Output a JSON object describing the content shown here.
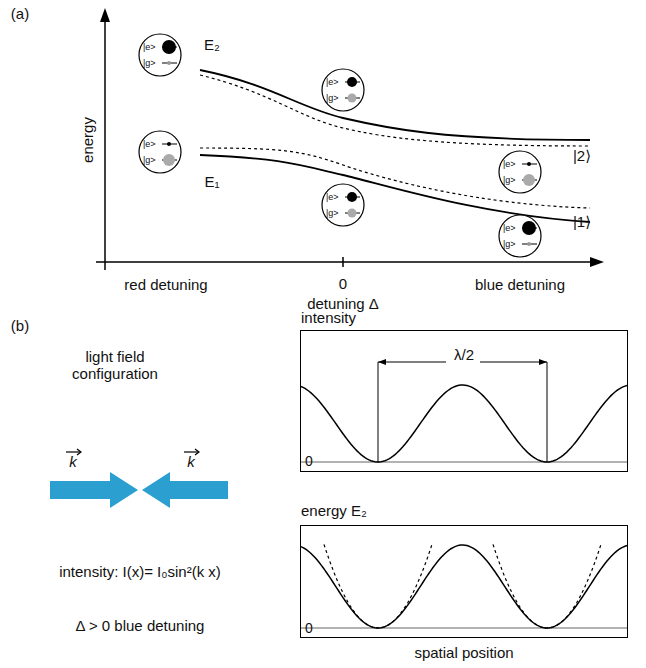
{
  "diagram": {
    "nodes": [
      {
        "text": [
          "|e>",
          "|g>"
        ]
      },
      {
        "text": [
          "|e>",
          "|g>"
        ]
      },
      {
        "text": [
          "|e>",
          "|g>"
        ]
      },
      {
        "text": [
          "|e>",
          "|g>"
        ]
      },
      {
        "text": [
          "|e>",
          "|g>"
        ]
      },
      {
        "text": [
          "|e>",
          "|g>"
        ]
      },
      {
        "text": [
          "intensity",
          "λ/2",
          "0"
        ]
      },
      {
        "text": [
          "energy E₂",
          "0"
        ]
      }
    ],
    "edges": [],
    "labels": [
      "(a)",
      "energy",
      "E₂",
      "E₁",
      "red detuning",
      "0",
      "detuning Δ",
      "blue detuning",
      "|2⟩",
      "|1⟩",
      "(b)",
      "light field configuration",
      "k",
      "k",
      "intensity: I(x)= I₀sin²(k x)",
      "Δ > 0 blue detuning",
      "spatial position"
    ]
  }
}
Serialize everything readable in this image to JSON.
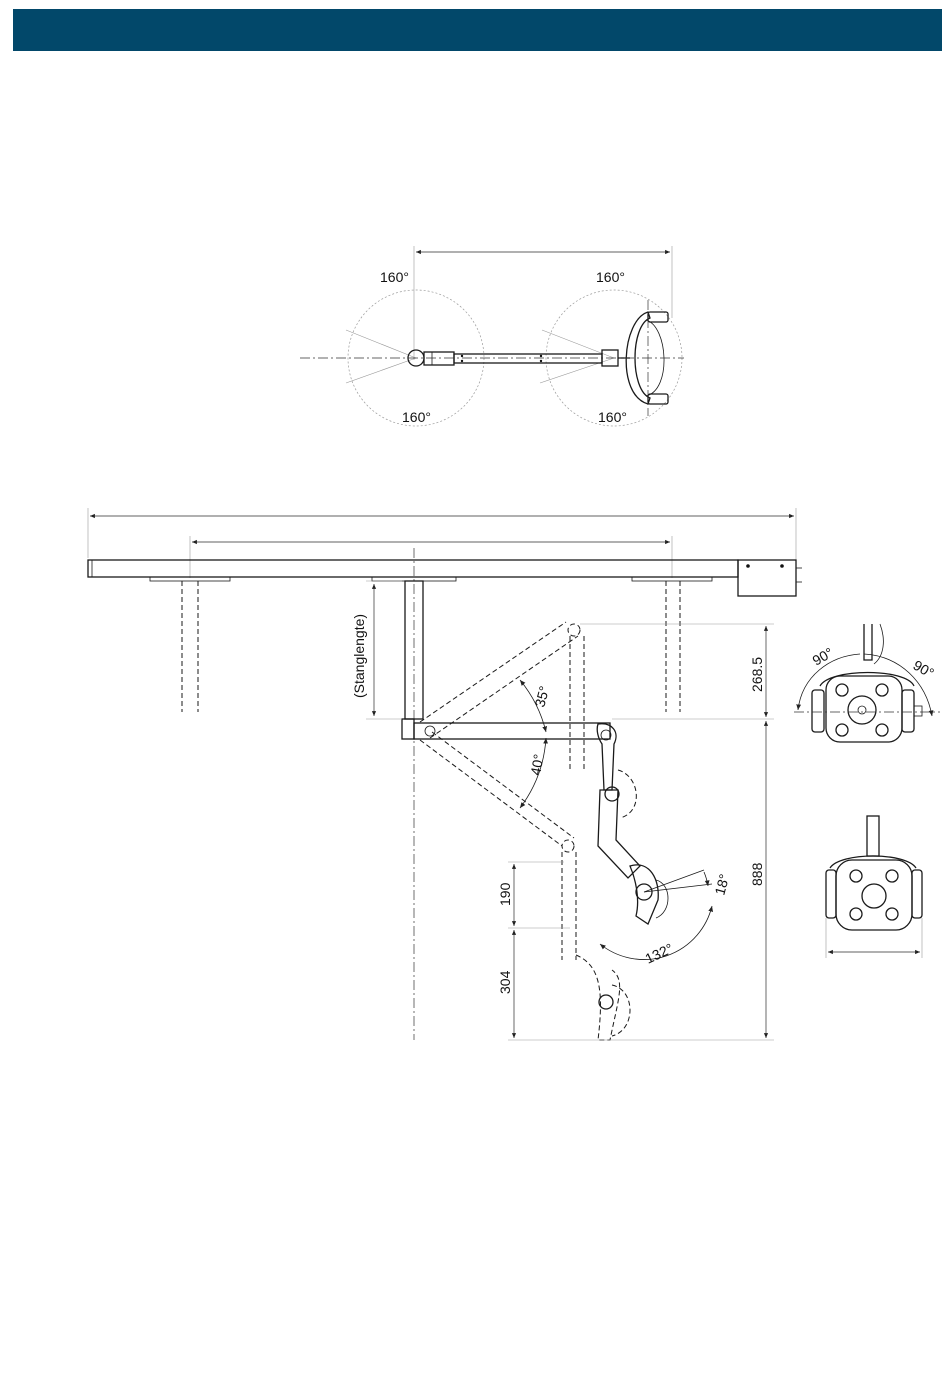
{
  "header": {
    "color": "#02486a"
  },
  "top_view": {
    "angle_top_left": "160°",
    "angle_top_right": "160°",
    "angle_bottom_left": "160°",
    "angle_bottom_right": "160°"
  },
  "side_view": {
    "rod_length_label": "(Stanglengte)",
    "angle_upper": "35°",
    "angle_lower": "40°",
    "dim_upper": "268.5",
    "dim_total": "888",
    "dim_190": "190",
    "dim_304": "304",
    "angle_head_tilt": "18°",
    "angle_head_rotate": "132°"
  },
  "front_view": {
    "angle_left": "90°",
    "angle_right": "90°"
  }
}
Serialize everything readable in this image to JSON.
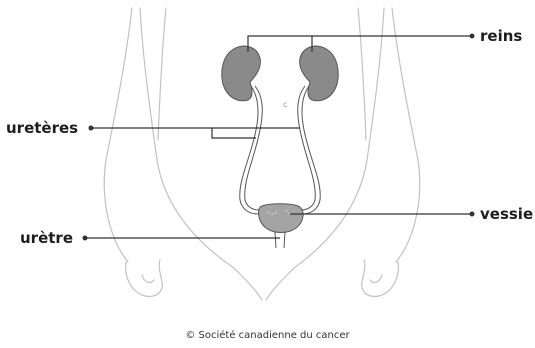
{
  "diagram": {
    "labels": {
      "reins": "reins",
      "ureteres": "uretères",
      "vessie": "vessie",
      "uretre": "urètre"
    },
    "organ_marker": "c",
    "credit": "© Société canadienne du cancer"
  },
  "colors": {
    "organ_fill": "#8a8a8a",
    "outline": "#b4b4b4",
    "leader": "#333333",
    "text": "#1e1e1e"
  }
}
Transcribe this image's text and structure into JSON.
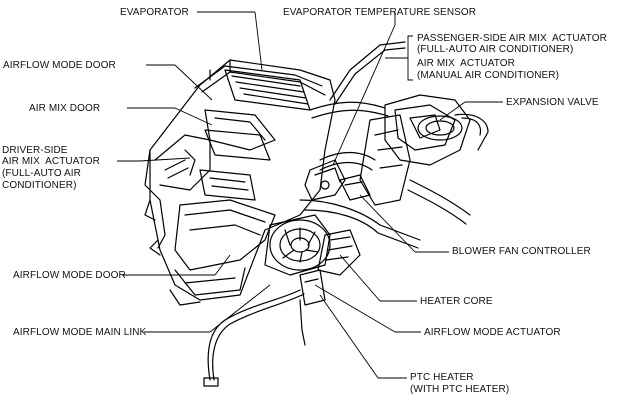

■ **TASK DESCRIPTION**
Every line that holds the string "detuning" should be returned.

■ **SOLUTION TO THIS PROBLEM**
      "red detuning",
      "detuning Δ",
      "blue detuning",
      "Δ > 0 blue detuning",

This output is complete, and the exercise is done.